> _TO BE DONE_
Place the data from the line containing "Localize 11 of" through the line containing "y-tick-label: 1,000: [611, 6, 624, 44]", both included, into a Markdown table with the columns Row and Entry, leaving out any blank lines.
---------------
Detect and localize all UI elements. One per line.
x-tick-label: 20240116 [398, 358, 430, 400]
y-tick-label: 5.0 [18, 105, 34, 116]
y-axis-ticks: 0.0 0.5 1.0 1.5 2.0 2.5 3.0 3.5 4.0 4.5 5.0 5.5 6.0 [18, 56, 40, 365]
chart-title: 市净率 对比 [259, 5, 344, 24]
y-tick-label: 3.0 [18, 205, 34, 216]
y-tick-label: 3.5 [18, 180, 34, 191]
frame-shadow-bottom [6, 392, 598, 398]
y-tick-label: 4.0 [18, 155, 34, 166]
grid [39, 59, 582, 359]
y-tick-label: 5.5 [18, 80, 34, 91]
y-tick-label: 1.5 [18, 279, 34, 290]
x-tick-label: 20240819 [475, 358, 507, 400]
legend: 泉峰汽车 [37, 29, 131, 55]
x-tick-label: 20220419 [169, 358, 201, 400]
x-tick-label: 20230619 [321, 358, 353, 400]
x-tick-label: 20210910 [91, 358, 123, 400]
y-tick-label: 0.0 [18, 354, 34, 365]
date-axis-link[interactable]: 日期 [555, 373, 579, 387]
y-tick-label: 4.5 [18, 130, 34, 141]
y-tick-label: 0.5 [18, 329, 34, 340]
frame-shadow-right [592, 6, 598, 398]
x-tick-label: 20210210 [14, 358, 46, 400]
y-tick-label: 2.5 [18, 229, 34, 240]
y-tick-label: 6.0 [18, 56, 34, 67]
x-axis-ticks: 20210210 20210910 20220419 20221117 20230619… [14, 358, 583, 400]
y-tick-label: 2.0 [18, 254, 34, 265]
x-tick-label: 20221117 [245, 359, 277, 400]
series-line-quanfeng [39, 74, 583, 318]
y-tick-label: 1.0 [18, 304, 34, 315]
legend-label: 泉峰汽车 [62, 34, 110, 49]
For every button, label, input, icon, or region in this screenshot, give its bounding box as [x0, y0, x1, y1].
---------------
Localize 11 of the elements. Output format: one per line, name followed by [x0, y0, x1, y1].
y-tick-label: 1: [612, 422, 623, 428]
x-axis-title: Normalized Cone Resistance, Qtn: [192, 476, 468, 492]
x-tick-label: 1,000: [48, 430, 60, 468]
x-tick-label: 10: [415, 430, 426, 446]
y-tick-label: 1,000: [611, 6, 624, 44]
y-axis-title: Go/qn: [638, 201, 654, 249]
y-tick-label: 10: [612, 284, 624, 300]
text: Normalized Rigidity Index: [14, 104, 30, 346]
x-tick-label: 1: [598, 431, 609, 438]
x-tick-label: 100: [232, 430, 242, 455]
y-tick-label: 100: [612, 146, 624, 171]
---------------
> _RESPONSE_
| Row | Entry |
|---|---|
| 1 | Localize 11 of the elements. Output format: one per line, name followed by [x0, y0, x1, y1]. |
| 2 | y-tick-label: 1: [612, 422, 623, 428] |
| 3 | x-axis-title: Normalized Cone Resistance, Qtn: [192, 476, 468, 492] |
| 4 | x-tick-label: 1,000: [48, 430, 60, 468] |
| 5 | x-tick-label: 10: [415, 430, 426, 446] |
| 6 | y-tick-label: 1,000: [611, 6, 624, 44] |